• [YOUR GOAL] In the records that follow, locate every line with "name" and extract it.

── RECORDS SUPPLIED ──

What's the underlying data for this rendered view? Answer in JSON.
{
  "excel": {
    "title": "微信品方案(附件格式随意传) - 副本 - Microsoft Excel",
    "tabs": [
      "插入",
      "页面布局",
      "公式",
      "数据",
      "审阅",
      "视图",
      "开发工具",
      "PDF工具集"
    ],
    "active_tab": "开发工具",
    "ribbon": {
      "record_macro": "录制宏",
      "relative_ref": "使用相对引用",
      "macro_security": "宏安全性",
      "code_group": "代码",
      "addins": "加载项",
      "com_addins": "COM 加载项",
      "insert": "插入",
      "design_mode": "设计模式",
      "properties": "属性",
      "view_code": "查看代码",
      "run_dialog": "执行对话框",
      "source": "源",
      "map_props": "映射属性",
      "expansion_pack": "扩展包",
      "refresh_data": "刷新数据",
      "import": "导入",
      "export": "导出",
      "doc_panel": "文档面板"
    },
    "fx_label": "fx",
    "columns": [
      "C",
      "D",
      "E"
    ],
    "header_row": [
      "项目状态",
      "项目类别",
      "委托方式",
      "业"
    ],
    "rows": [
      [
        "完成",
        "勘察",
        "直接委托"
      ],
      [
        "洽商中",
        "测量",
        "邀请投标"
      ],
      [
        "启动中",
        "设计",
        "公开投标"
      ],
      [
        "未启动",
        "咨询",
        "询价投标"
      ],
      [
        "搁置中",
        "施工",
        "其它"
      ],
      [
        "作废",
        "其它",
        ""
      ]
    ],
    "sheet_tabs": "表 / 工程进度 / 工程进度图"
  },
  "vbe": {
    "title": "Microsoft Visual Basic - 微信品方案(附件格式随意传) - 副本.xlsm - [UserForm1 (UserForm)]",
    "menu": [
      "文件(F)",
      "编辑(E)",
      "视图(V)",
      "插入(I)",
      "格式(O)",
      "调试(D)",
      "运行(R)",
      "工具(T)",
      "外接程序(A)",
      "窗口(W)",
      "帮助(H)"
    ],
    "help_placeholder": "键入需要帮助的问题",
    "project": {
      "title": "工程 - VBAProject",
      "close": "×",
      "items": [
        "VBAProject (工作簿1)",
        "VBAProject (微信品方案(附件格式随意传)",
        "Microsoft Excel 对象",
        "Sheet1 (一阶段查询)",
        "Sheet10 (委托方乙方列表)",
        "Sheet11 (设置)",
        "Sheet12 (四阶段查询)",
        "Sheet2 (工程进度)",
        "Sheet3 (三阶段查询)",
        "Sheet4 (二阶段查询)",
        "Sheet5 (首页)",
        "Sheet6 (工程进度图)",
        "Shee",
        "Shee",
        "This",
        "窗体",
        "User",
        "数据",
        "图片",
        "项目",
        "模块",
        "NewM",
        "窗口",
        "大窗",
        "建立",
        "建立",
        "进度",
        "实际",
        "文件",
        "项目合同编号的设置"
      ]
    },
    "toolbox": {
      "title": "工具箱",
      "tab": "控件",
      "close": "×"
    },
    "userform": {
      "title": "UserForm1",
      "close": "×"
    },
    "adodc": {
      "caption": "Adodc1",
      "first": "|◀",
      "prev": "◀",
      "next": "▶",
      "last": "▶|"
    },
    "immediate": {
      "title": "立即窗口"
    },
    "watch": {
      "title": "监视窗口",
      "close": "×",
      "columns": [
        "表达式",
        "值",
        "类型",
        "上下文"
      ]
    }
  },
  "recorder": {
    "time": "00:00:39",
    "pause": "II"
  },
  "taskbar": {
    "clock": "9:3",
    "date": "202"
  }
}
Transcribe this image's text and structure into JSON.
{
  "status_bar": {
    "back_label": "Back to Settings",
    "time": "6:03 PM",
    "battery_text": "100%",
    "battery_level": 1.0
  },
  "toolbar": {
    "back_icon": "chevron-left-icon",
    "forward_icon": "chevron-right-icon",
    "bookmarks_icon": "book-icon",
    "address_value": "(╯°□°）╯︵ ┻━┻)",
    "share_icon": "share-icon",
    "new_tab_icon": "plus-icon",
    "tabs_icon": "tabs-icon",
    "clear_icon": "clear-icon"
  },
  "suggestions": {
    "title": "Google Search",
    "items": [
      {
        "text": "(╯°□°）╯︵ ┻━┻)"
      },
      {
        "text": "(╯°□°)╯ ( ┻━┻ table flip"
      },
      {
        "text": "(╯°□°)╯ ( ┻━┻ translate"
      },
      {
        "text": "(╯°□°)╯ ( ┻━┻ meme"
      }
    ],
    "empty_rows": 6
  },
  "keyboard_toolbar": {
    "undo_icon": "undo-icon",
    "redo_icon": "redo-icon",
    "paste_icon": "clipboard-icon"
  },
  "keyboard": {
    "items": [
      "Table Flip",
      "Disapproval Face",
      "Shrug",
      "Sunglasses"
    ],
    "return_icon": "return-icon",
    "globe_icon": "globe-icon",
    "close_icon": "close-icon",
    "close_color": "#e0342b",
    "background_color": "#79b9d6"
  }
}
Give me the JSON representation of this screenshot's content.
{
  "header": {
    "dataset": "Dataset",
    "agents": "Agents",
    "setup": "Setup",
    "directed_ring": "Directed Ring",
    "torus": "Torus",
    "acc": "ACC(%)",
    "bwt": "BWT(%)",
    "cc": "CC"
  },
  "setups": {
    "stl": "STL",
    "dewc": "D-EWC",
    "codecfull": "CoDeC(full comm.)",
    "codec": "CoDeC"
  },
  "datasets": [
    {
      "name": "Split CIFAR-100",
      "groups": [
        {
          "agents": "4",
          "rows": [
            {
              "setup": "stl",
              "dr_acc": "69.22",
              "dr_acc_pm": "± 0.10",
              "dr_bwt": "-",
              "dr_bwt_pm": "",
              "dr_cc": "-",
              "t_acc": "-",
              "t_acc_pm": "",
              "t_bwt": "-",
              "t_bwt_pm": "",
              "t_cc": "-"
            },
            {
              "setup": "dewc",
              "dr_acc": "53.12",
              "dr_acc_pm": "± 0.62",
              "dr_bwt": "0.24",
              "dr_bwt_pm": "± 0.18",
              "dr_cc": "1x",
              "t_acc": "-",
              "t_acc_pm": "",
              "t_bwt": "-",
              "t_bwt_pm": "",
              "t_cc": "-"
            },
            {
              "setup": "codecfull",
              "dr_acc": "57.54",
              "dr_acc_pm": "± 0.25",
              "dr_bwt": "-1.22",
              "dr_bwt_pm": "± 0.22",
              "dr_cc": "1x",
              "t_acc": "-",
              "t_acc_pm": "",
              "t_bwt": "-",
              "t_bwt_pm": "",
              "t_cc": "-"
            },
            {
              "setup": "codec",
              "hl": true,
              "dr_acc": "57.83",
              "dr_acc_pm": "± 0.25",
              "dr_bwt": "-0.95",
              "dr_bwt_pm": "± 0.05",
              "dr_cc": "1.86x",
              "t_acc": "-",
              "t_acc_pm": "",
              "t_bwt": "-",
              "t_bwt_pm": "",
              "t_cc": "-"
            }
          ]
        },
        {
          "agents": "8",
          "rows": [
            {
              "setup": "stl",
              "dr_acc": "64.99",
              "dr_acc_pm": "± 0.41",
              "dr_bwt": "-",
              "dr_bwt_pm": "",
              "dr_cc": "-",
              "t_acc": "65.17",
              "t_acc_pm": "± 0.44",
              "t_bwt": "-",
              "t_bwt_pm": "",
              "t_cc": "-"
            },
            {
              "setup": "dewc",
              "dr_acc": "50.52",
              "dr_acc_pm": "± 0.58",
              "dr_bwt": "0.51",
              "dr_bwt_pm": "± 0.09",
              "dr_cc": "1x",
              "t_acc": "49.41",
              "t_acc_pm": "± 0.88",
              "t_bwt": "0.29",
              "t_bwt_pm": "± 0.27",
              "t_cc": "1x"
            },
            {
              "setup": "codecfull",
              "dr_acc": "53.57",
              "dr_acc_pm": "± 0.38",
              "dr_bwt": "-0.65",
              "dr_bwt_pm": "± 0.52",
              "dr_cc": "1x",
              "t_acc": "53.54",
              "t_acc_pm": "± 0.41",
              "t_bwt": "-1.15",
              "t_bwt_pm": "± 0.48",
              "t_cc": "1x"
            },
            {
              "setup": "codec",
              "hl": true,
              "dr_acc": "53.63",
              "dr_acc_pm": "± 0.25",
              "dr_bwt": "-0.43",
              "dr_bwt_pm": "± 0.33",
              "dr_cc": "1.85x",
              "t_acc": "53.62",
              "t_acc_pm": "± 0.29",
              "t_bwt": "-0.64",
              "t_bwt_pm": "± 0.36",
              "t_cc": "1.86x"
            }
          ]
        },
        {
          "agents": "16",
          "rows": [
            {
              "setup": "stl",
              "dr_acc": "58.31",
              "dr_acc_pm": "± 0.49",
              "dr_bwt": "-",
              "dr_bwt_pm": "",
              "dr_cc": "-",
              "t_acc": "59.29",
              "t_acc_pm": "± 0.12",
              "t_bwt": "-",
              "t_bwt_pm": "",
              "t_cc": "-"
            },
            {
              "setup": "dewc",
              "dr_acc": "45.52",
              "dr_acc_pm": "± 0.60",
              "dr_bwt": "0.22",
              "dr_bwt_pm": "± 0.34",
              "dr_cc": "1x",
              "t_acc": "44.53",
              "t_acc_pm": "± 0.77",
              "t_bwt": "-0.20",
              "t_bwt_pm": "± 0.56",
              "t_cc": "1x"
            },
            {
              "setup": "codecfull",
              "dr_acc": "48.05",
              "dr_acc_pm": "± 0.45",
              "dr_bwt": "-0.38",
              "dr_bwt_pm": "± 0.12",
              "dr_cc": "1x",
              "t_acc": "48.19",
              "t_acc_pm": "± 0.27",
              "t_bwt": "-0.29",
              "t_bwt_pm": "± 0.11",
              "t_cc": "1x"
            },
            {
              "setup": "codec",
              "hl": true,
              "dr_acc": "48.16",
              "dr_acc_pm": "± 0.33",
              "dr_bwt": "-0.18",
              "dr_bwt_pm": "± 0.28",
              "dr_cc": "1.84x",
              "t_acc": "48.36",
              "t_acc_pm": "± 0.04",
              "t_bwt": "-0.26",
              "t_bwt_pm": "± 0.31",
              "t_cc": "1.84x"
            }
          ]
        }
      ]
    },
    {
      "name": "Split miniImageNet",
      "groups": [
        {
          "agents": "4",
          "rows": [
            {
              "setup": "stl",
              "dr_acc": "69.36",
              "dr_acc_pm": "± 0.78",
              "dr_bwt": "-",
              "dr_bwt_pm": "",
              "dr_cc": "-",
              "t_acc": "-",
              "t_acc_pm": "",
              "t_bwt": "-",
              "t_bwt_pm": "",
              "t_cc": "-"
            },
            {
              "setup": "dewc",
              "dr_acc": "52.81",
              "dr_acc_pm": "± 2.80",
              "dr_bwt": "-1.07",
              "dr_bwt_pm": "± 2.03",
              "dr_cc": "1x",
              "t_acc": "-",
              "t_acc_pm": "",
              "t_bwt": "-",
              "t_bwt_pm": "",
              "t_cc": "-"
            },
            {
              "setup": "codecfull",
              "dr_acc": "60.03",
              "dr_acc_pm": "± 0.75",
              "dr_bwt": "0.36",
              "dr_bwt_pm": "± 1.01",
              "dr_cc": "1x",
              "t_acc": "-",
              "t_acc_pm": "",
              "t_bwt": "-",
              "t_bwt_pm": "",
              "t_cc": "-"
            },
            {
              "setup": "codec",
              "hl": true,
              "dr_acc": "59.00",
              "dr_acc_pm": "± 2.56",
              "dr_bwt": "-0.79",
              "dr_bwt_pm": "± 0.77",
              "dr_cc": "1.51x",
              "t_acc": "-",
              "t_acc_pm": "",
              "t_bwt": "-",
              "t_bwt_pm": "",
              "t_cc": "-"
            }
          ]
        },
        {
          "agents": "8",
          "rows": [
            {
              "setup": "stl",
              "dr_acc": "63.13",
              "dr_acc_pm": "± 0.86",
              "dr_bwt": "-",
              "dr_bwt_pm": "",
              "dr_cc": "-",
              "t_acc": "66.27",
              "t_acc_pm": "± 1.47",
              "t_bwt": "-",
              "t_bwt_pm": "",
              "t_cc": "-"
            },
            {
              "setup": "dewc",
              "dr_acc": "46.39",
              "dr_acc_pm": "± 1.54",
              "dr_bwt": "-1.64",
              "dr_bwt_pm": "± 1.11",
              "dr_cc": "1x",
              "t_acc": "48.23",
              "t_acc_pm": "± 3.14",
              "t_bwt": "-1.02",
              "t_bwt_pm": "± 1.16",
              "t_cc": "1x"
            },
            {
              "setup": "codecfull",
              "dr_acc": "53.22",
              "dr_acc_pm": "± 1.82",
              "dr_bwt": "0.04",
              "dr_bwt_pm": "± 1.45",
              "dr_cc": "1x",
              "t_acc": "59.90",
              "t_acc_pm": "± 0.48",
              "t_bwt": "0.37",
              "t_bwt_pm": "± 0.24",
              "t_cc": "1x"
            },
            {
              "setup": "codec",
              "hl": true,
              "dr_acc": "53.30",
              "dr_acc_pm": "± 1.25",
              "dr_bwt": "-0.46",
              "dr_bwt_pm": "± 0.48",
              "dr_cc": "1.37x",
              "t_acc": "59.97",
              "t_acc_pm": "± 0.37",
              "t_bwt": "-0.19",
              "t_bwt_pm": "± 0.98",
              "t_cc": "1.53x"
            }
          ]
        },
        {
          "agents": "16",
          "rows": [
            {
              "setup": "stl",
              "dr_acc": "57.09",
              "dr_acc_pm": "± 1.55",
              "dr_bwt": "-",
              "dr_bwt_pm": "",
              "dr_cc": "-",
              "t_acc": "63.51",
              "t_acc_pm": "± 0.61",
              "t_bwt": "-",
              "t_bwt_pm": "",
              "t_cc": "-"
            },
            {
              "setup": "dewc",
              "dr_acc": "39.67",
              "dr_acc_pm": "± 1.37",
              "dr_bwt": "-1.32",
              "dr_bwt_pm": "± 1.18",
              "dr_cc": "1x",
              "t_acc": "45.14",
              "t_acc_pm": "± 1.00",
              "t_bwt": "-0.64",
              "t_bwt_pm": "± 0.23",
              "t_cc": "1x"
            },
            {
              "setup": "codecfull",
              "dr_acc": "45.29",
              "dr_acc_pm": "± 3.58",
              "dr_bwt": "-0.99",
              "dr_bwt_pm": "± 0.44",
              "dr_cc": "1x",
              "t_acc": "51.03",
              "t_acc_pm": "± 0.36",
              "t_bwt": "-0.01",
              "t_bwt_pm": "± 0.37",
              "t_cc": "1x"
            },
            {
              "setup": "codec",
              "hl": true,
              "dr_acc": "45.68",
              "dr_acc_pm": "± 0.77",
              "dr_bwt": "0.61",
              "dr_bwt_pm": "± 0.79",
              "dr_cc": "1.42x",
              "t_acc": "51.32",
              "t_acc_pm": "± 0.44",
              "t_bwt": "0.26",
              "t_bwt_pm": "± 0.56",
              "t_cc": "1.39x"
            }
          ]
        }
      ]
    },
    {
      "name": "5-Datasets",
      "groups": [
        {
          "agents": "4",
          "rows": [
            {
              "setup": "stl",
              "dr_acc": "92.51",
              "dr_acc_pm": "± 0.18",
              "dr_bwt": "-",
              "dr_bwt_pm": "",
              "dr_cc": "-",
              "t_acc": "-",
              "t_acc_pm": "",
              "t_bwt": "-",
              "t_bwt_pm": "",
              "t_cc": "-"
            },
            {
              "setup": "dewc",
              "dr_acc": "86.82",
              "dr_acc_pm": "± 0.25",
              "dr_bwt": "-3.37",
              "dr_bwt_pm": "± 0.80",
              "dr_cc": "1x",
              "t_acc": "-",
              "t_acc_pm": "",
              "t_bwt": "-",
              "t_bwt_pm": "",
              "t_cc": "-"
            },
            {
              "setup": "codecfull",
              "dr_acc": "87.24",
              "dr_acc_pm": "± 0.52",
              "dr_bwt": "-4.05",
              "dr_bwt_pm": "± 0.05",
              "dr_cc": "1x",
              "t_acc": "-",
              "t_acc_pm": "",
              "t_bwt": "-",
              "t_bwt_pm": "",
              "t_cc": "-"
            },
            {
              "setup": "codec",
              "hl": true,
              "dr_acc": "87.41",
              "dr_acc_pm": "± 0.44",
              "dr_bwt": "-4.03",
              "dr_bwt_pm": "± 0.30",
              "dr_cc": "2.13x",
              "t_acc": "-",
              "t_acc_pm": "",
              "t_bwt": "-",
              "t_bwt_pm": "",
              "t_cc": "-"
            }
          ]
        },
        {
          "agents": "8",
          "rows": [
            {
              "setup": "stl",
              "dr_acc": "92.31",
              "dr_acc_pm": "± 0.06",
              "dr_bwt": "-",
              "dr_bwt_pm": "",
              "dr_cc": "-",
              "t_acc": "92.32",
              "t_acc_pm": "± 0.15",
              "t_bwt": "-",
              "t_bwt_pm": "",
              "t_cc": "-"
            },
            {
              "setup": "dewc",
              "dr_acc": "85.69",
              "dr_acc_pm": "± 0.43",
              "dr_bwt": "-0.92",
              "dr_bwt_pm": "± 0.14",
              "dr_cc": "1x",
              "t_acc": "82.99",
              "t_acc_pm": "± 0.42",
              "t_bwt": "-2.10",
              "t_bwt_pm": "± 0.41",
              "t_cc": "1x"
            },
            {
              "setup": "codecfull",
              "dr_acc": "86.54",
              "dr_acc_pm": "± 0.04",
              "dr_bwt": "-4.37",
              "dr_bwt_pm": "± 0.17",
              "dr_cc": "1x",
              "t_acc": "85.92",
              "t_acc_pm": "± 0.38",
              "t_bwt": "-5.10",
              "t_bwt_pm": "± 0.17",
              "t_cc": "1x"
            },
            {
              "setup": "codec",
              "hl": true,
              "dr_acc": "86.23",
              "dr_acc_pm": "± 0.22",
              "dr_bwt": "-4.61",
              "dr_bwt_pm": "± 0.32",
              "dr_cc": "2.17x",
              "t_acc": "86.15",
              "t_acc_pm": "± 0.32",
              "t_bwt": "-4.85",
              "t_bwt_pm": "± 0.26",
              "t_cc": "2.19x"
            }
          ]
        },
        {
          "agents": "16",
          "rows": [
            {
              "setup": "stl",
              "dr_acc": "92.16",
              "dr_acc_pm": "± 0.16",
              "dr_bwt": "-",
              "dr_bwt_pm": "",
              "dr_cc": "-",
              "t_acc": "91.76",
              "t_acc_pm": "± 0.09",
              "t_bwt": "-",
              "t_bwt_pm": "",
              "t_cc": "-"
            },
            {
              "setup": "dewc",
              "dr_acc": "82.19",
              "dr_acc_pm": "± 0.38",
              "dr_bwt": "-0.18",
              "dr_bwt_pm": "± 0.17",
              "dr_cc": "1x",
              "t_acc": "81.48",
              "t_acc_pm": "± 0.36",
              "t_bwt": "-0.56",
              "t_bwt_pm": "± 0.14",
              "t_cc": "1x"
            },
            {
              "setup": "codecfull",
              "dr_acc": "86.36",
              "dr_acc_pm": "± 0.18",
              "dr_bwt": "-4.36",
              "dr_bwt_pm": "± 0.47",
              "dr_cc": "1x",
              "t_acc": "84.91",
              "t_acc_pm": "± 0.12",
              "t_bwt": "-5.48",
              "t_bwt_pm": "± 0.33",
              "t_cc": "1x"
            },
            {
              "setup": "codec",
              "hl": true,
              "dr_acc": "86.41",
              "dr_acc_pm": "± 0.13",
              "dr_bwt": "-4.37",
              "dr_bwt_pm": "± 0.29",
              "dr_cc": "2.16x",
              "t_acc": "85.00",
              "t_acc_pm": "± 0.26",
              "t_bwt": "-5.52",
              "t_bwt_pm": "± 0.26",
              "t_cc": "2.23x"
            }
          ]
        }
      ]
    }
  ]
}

───

• [RESULT OF THIS TASK]
      "name": "Split CIFAR-100",
      "name": "Split miniImageNet",
      "name": "5-Datasets",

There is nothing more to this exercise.